Task to carry out =
Filter out everything except lines holding "this".

Data excerpts:
⁂
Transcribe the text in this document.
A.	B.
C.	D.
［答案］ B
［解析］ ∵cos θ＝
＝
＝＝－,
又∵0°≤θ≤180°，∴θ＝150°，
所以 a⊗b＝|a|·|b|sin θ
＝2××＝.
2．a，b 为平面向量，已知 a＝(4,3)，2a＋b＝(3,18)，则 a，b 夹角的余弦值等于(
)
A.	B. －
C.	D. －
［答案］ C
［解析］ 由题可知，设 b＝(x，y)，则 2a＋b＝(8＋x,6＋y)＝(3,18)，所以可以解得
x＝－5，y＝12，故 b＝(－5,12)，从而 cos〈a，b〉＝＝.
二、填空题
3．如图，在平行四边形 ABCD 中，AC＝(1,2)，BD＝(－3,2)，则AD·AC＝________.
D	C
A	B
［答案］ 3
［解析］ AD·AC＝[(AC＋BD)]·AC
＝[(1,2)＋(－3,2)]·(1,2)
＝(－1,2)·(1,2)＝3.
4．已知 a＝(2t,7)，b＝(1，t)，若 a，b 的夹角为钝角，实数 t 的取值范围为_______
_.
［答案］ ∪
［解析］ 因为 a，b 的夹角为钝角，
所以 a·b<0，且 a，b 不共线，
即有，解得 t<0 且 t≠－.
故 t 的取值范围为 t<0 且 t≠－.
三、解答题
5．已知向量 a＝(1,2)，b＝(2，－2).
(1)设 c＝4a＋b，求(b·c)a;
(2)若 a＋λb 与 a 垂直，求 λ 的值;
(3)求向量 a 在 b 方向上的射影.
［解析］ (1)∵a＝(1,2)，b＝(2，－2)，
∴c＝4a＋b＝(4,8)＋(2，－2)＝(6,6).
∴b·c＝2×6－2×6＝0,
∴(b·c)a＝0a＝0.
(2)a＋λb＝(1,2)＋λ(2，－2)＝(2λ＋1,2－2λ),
⁂
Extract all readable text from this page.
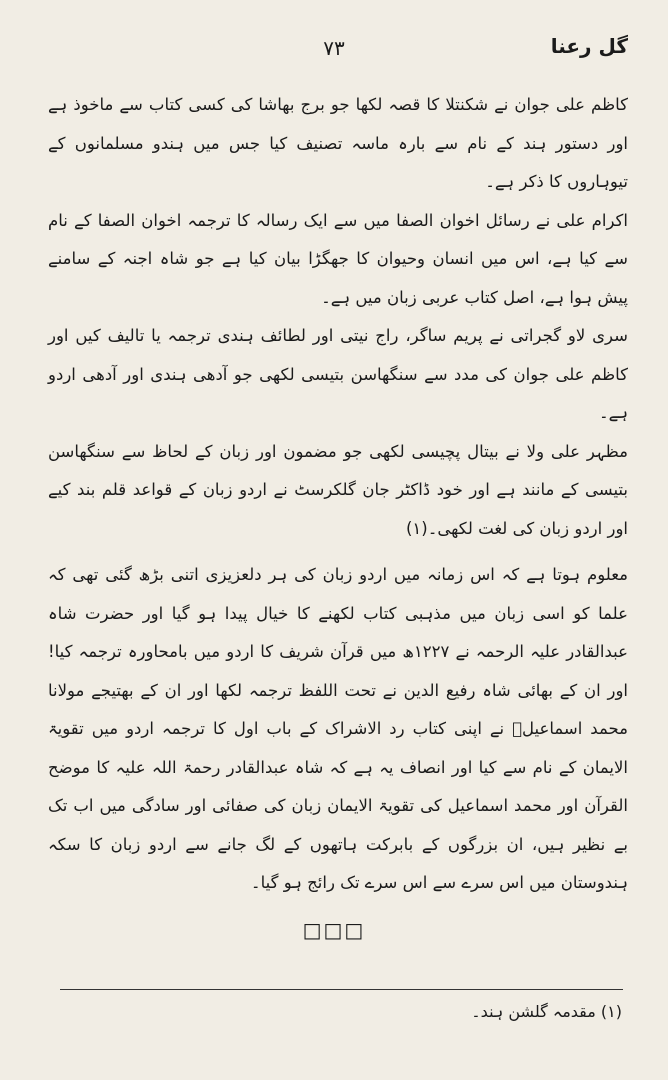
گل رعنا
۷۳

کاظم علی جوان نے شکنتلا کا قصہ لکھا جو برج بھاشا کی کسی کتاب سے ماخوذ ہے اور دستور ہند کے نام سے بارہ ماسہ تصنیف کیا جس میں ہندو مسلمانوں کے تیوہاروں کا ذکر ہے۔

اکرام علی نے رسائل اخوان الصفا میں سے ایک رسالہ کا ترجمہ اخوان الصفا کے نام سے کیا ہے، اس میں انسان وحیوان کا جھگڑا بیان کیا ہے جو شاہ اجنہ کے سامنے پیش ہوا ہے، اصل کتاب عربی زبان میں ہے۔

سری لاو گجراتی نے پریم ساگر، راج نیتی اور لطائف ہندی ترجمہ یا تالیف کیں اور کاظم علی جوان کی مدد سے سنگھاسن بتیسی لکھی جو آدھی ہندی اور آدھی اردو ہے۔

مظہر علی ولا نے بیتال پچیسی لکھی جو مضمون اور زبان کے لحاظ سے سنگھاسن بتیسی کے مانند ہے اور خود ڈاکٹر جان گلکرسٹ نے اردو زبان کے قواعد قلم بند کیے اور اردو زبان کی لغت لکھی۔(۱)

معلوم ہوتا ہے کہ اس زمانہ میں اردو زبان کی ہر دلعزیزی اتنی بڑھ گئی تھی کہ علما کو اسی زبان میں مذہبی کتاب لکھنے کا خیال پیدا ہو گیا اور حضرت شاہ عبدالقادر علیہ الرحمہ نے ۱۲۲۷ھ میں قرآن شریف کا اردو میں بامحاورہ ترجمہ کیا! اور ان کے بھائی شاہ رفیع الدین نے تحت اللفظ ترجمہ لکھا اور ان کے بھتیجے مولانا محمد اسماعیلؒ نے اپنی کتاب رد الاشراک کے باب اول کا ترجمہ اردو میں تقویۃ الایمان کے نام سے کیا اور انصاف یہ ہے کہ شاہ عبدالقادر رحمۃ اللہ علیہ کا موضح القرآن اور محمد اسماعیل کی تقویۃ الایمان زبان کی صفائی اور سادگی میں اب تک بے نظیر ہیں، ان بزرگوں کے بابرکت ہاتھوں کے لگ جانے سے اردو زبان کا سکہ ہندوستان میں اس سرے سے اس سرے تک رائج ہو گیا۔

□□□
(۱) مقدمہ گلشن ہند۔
⁂
Response =
Transcribe the text in this document.
Extract all readable text from this page.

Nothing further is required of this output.